--- Dataset entries ---
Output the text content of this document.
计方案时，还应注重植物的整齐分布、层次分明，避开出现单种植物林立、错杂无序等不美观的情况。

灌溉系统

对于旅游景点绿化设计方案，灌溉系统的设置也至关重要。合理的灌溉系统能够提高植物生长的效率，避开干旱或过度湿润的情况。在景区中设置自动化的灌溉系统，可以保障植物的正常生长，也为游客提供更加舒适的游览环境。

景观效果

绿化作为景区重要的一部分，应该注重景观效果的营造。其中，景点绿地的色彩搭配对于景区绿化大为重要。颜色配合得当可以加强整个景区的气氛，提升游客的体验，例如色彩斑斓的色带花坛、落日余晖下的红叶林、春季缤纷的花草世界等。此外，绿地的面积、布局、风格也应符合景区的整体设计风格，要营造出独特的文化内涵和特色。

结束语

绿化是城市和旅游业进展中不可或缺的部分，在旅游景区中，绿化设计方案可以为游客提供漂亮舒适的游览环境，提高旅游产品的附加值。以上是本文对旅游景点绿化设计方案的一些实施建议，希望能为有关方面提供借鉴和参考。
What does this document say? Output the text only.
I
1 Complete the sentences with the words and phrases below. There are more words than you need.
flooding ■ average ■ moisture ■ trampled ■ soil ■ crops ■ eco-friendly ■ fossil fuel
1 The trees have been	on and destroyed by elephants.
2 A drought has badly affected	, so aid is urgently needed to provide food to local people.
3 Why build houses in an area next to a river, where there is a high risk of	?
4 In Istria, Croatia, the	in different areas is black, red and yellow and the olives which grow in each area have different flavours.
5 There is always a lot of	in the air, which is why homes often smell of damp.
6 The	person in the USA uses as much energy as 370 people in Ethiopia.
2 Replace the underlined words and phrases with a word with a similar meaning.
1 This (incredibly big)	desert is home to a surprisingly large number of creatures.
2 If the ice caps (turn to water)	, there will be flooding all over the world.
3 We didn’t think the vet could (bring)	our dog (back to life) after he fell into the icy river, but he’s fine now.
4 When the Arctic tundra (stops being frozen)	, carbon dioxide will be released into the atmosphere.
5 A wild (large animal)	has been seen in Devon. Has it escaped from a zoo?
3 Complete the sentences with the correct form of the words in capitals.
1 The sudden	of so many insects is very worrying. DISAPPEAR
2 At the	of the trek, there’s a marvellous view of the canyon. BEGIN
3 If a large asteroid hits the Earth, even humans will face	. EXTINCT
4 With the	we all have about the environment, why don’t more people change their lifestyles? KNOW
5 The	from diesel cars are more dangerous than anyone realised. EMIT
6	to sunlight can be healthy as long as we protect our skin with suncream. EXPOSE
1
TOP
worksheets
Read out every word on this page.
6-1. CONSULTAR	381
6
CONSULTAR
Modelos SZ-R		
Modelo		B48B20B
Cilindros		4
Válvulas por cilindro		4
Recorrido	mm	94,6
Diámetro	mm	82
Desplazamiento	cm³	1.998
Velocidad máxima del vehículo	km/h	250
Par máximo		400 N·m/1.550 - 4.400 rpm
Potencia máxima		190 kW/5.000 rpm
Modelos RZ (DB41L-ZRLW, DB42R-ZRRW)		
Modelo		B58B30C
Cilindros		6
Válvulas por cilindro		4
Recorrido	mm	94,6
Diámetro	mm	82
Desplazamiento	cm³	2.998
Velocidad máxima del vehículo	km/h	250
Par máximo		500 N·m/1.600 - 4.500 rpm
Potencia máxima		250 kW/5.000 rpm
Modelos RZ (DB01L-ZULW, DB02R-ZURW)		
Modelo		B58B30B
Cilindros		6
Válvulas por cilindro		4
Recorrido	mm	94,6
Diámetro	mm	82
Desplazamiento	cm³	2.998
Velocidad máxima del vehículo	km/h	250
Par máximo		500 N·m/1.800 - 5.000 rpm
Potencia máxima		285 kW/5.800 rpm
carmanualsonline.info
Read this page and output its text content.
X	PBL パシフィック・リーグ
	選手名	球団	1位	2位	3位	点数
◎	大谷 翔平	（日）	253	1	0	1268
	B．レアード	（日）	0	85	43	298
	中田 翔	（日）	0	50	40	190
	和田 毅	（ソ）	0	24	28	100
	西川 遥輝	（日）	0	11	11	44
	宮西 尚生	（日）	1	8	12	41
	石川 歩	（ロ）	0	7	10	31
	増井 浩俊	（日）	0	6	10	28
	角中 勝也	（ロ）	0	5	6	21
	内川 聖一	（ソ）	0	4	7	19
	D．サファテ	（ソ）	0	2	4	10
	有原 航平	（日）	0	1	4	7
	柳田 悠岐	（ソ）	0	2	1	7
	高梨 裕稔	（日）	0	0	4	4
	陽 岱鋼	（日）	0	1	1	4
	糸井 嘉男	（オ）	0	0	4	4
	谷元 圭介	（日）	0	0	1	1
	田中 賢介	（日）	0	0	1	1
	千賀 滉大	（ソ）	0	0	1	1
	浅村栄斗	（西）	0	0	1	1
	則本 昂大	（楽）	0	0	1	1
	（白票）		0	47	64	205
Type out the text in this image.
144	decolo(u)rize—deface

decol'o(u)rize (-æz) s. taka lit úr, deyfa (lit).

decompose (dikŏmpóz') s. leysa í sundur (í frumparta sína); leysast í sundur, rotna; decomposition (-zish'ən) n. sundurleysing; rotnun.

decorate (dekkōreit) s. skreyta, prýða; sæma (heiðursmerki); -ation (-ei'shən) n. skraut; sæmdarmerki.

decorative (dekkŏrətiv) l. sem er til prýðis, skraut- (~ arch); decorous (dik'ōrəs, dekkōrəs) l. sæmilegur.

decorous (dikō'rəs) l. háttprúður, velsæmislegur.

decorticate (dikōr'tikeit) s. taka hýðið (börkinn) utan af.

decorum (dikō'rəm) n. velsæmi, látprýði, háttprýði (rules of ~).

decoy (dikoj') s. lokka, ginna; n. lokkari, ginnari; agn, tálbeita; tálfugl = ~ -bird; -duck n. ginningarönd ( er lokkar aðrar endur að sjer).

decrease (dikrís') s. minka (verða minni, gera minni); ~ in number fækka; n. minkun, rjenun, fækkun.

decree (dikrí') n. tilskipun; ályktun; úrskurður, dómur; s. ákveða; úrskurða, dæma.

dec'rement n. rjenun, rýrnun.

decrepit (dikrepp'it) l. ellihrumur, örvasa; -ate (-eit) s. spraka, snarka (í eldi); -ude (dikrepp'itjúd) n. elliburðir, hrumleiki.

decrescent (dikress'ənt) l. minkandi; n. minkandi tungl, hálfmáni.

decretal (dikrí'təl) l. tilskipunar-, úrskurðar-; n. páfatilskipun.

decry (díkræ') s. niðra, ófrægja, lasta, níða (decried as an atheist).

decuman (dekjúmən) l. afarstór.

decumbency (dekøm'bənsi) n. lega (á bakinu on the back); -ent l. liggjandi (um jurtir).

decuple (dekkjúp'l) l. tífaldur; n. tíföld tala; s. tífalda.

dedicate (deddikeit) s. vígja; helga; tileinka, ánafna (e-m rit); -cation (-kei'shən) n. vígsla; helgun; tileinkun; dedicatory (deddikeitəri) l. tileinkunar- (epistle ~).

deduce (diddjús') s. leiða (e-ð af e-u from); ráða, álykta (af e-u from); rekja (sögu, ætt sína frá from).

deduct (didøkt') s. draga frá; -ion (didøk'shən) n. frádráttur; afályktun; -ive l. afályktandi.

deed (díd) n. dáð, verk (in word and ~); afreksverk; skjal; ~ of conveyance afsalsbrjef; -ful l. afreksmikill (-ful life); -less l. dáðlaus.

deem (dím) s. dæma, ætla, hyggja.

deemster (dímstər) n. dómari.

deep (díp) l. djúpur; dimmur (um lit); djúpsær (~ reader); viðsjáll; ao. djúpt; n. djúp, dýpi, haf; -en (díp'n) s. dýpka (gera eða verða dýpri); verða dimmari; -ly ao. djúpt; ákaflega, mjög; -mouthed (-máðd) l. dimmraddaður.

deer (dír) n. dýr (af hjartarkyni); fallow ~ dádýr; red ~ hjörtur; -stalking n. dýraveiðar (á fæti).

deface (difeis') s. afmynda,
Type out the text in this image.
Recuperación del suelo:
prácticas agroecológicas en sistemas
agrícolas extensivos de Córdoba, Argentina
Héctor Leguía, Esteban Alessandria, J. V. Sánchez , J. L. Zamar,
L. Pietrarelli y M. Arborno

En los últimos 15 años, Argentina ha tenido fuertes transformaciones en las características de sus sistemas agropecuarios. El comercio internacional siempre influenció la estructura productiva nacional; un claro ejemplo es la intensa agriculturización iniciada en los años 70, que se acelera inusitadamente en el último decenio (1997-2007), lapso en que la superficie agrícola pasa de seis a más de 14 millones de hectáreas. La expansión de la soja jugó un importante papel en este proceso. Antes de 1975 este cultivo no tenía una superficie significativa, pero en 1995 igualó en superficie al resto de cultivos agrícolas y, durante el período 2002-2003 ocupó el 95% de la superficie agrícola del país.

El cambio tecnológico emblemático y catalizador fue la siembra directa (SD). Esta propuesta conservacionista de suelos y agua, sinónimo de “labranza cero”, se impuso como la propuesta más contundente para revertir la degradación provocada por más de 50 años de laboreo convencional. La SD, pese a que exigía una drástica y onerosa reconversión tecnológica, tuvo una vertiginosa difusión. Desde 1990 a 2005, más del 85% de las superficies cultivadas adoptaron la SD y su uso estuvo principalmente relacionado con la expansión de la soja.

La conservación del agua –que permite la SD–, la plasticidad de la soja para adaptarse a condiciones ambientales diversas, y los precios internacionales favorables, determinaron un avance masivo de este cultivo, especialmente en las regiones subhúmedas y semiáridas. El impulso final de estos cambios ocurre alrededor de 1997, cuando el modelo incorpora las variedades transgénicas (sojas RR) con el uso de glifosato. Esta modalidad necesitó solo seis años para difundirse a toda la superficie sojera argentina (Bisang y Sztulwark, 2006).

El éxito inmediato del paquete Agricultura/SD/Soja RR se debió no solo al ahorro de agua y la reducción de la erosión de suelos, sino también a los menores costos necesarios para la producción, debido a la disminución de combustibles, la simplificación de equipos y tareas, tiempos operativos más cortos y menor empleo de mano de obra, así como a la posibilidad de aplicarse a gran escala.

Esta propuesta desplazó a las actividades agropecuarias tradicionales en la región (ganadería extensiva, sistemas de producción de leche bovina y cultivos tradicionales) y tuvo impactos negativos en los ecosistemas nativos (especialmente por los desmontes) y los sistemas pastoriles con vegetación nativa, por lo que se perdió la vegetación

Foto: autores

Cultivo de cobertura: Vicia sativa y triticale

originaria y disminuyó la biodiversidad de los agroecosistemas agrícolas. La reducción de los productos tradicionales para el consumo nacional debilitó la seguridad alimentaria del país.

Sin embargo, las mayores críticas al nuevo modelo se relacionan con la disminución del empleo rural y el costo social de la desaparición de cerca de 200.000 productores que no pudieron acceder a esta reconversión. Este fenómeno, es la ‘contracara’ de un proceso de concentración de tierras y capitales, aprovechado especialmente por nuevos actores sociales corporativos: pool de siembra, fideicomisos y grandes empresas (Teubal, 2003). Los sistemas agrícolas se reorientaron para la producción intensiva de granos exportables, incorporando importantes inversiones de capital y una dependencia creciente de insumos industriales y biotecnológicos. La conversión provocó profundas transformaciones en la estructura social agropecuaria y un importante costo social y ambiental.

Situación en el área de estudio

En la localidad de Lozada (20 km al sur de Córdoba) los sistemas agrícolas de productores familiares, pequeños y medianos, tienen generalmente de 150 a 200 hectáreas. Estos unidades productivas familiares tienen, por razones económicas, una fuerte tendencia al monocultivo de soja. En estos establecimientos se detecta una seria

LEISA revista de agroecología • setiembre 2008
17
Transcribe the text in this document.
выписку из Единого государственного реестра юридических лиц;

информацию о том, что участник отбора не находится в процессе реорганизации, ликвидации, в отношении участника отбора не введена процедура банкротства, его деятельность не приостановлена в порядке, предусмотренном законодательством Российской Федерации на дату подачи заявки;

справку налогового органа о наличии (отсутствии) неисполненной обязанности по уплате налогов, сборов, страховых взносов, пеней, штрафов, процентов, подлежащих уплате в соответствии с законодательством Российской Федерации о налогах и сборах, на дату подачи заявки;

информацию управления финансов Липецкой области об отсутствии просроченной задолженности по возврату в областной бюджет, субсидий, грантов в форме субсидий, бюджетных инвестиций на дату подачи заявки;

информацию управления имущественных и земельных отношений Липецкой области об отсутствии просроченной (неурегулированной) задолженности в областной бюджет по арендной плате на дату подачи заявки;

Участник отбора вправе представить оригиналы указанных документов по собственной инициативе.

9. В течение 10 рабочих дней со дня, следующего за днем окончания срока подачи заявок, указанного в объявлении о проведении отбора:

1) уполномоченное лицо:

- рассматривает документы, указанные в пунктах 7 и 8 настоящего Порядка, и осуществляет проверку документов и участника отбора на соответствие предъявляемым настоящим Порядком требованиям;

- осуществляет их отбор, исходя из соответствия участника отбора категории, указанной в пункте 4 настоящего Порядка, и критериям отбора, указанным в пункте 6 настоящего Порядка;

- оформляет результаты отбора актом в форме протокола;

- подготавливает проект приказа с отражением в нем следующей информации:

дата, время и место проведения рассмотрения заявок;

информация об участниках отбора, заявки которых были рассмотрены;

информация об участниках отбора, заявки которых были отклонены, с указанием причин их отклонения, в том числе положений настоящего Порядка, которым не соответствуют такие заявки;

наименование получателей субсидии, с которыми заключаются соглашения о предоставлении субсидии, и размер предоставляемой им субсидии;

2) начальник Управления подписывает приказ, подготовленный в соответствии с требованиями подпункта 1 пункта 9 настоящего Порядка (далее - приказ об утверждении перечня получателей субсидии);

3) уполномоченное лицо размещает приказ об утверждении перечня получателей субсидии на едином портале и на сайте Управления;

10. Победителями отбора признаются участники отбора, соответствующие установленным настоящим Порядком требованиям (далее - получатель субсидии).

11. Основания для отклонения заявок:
---
Pick out and copy the lines of the entries that hold the string "информация".

информация об участниках отбора, заявки которых были рассмотрены;
информация об участниках отбора, заявки которых были отклонены, с указанием причин их отклонения, в том числе положений настоящего Порядка, которым не соответствуют такие заявки;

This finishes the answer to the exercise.